Say how many lines of these entries include the word "index", and answer with the number alone.
** Start of RECORDS FOR THE TASK **
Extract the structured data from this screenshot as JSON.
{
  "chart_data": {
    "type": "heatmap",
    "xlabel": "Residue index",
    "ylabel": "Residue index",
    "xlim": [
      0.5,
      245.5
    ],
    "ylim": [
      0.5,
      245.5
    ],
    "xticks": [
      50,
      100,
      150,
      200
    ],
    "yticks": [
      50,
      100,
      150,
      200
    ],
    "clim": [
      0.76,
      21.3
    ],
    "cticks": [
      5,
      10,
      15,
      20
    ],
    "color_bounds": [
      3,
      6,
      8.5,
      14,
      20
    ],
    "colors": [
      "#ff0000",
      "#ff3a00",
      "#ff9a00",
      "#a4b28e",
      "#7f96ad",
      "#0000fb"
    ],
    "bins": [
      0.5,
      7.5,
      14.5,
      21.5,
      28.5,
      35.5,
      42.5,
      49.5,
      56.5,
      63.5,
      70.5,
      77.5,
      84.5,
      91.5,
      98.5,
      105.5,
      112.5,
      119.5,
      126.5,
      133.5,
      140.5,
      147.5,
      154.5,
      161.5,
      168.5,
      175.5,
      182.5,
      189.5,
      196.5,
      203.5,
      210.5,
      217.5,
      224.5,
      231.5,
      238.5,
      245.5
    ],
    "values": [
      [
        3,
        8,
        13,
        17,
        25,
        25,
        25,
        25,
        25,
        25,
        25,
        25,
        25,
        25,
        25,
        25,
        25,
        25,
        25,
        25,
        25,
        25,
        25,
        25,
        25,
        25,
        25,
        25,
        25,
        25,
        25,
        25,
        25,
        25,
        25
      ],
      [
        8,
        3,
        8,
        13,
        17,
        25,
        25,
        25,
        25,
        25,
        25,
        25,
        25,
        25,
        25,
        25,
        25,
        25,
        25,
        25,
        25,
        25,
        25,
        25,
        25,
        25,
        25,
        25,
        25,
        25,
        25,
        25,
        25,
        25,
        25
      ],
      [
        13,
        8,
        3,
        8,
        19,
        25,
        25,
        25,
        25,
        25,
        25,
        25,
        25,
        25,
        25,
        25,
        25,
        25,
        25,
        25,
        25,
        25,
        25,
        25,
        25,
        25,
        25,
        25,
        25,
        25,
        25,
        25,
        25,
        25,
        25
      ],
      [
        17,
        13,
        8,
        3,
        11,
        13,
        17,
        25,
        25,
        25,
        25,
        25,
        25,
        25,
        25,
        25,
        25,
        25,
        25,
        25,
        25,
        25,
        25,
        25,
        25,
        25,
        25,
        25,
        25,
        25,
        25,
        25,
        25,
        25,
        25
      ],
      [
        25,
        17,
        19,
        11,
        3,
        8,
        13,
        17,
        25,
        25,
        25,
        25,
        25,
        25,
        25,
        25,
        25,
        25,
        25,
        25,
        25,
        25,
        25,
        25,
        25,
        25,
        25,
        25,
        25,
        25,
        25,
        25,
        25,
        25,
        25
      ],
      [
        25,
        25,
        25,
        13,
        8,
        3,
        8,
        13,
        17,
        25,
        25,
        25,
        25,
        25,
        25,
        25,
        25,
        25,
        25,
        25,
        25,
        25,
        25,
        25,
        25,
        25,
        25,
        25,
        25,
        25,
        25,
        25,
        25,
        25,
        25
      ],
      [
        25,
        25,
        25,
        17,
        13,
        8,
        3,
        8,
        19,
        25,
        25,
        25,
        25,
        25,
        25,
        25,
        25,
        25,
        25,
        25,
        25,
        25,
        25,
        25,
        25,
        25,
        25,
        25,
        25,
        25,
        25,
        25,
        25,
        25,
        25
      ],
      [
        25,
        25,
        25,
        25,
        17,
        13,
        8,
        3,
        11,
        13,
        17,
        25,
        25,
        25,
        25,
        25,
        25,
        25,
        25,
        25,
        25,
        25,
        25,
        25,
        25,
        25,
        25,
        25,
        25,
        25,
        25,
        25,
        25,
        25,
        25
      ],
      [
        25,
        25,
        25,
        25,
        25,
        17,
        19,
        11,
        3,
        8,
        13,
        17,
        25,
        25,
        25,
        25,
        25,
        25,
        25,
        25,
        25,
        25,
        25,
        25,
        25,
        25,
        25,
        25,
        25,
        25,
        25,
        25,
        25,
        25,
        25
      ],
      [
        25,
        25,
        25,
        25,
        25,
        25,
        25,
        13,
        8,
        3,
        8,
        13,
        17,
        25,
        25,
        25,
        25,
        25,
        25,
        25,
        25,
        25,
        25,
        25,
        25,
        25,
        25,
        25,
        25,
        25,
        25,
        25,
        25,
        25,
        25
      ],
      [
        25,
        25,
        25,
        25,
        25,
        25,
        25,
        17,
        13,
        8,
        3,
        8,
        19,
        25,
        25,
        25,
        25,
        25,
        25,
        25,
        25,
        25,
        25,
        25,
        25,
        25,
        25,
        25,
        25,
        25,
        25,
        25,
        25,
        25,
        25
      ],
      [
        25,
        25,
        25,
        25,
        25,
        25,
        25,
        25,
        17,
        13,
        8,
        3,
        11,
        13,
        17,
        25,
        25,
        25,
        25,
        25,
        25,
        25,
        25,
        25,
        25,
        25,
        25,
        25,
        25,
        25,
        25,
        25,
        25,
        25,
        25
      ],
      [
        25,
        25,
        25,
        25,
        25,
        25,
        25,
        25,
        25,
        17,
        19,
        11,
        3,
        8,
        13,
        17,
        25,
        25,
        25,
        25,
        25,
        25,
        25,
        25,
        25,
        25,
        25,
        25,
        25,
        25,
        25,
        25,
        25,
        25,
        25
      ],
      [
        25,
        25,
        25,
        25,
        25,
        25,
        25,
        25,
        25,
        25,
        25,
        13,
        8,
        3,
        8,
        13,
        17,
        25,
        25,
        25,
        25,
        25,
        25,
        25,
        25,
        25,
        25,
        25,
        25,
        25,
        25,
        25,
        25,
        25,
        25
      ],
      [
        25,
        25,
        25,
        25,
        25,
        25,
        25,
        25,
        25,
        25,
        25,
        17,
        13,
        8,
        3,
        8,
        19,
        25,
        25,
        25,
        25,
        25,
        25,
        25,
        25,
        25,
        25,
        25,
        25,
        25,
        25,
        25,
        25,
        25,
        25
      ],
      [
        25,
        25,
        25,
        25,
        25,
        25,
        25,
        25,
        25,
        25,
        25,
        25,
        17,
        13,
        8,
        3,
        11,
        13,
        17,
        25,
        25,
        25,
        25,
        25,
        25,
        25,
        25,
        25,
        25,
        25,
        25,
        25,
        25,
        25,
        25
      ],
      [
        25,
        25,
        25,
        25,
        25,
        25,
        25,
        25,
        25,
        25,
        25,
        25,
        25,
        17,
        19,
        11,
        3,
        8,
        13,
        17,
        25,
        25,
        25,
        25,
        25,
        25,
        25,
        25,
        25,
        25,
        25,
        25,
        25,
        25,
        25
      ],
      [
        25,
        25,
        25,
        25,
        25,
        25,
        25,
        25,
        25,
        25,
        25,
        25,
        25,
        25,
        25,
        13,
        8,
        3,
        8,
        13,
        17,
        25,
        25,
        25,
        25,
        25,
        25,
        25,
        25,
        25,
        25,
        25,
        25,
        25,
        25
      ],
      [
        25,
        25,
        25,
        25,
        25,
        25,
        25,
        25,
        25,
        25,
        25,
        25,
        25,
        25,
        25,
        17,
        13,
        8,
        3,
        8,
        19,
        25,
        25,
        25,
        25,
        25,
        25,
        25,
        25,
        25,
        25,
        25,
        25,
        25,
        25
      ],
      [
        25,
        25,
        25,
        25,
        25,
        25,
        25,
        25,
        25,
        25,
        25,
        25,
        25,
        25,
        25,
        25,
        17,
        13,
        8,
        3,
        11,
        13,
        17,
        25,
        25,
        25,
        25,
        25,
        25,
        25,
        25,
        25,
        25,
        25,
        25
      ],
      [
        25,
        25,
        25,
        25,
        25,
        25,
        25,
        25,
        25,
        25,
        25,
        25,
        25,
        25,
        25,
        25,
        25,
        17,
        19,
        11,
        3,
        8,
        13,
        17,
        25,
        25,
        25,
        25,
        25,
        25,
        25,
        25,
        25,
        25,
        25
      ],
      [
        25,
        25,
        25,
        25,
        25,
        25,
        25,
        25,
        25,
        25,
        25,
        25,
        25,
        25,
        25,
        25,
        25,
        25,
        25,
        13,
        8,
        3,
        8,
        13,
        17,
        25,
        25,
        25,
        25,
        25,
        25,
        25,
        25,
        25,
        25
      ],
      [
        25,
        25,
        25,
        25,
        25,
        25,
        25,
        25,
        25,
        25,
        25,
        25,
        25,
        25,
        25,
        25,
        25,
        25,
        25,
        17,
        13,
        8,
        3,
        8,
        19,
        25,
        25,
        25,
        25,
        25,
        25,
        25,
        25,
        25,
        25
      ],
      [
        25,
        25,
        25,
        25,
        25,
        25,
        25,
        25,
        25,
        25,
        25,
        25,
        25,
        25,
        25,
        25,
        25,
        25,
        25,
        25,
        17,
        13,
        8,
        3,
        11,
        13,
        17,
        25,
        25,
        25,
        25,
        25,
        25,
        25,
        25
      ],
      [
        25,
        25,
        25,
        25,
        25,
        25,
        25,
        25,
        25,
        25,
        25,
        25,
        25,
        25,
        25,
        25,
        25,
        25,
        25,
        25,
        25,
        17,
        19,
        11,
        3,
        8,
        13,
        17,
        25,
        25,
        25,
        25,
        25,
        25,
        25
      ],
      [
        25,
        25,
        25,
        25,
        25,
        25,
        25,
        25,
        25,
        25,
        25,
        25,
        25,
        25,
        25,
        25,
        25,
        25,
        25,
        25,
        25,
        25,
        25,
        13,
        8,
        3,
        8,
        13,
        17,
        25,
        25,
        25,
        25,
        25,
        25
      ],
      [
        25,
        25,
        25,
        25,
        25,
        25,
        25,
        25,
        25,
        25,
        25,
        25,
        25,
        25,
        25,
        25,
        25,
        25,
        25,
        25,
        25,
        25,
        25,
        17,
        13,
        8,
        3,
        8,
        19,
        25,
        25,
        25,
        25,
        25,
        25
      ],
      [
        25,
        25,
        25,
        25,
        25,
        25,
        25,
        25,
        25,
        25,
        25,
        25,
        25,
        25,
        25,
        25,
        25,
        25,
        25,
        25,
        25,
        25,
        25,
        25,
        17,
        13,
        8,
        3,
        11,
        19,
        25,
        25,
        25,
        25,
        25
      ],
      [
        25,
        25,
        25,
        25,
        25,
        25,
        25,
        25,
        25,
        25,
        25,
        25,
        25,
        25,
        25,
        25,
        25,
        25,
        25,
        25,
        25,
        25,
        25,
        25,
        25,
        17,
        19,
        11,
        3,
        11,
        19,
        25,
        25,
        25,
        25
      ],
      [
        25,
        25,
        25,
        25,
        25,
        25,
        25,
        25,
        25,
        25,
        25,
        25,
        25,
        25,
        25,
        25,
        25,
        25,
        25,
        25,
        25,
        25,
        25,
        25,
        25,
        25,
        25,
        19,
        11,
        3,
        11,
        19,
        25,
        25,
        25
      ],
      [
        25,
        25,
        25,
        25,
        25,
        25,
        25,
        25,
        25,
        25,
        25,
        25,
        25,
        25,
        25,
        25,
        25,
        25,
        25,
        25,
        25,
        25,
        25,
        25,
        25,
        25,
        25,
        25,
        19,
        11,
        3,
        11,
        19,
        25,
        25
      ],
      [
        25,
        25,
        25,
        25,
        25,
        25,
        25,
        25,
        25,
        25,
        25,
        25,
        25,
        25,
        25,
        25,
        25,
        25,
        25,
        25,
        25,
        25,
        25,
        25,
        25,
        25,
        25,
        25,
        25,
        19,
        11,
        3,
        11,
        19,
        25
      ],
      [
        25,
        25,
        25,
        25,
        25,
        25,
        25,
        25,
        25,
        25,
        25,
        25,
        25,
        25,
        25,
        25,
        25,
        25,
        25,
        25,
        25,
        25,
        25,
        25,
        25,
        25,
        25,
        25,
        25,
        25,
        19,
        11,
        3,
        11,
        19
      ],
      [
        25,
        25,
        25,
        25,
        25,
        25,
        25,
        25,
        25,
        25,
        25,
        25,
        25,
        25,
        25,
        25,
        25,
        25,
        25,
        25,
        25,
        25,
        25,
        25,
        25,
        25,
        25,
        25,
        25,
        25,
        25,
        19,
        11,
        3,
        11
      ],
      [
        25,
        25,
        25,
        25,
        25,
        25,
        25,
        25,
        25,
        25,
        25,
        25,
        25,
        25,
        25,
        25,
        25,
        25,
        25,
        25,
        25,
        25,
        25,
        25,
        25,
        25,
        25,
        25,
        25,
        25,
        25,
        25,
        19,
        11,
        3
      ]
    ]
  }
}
** End of RECORDS FOR THE TASK **
• [OUTPUT FOR THIS TASK] 2